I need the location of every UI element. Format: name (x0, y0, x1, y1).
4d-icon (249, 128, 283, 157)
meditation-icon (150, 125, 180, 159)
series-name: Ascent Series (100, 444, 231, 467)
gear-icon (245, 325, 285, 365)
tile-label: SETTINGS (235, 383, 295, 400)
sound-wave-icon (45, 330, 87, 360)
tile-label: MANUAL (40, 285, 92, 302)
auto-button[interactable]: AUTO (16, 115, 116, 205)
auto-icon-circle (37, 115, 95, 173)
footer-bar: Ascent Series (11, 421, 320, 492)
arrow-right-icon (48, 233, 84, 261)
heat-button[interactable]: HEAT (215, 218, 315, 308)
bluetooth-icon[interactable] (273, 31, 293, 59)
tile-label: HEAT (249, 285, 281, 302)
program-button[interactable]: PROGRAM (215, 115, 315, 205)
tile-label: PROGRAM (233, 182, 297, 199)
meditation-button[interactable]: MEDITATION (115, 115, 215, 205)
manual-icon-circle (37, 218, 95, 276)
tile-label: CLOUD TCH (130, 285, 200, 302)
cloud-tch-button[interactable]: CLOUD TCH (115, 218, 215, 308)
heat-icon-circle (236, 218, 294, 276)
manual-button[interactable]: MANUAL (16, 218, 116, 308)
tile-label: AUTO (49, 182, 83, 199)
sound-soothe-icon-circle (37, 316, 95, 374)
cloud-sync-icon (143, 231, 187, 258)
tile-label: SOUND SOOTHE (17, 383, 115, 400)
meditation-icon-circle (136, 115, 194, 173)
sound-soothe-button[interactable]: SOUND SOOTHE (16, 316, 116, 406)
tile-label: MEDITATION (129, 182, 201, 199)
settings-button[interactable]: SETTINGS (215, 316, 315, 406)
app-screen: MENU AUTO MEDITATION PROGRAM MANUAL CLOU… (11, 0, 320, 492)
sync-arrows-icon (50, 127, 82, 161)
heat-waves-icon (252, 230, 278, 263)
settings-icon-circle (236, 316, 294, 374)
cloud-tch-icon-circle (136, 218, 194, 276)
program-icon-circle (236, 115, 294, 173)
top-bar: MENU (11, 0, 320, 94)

------------------------------------------------

- [YOUR TASK]:
Give the lines from the first one through the line containing "tile-label: SOUND SOOTHE (17, 383, 115, 400)", both included, as a numbered list with blank lines left out.

- [SOLVED PROBLEM]:
1. I need the location of every UI element. Format: name (x0, y0, x1, y1).
2. 4d-icon (249, 128, 283, 157)
3. meditation-icon (150, 125, 180, 159)
4. series-name: Ascent Series (100, 444, 231, 467)
5. gear-icon (245, 325, 285, 365)
6. tile-label: SETTINGS (235, 383, 295, 400)
7. sound-wave-icon (45, 330, 87, 360)
8. tile-label: MANUAL (40, 285, 92, 302)
9. auto-button[interactable]: AUTO (16, 115, 116, 205)
10. auto-icon-circle (37, 115, 95, 173)
11. footer-bar: Ascent Series (11, 421, 320, 492)
12. arrow-right-icon (48, 233, 84, 261)
13. heat-button[interactable]: HEAT (215, 218, 315, 308)
14. bluetooth-icon[interactable] (273, 31, 293, 59)
15. tile-label: HEAT (249, 285, 281, 302)
16. program-button[interactable]: PROGRAM (215, 115, 315, 205)
17. tile-label: PROGRAM (233, 182, 297, 199)
18. meditation-button[interactable]: MEDITATION (115, 115, 215, 205)
19. manual-icon-circle (37, 218, 95, 276)
20. tile-label: CLOUD TCH (130, 285, 200, 302)
21. cloud-tch-button[interactable]: CLOUD TCH (115, 218, 215, 308)
22. heat-icon-circle (236, 218, 294, 276)
23. manual-button[interactable]: MANUAL (16, 218, 116, 308)
24. tile-label: AUTO (49, 182, 83, 199)
25. sound-soothe-icon-circle (37, 316, 95, 374)
26. cloud-sync-icon (143, 231, 187, 258)
27. tile-label: SOUND SOOTHE (17, 383, 115, 400)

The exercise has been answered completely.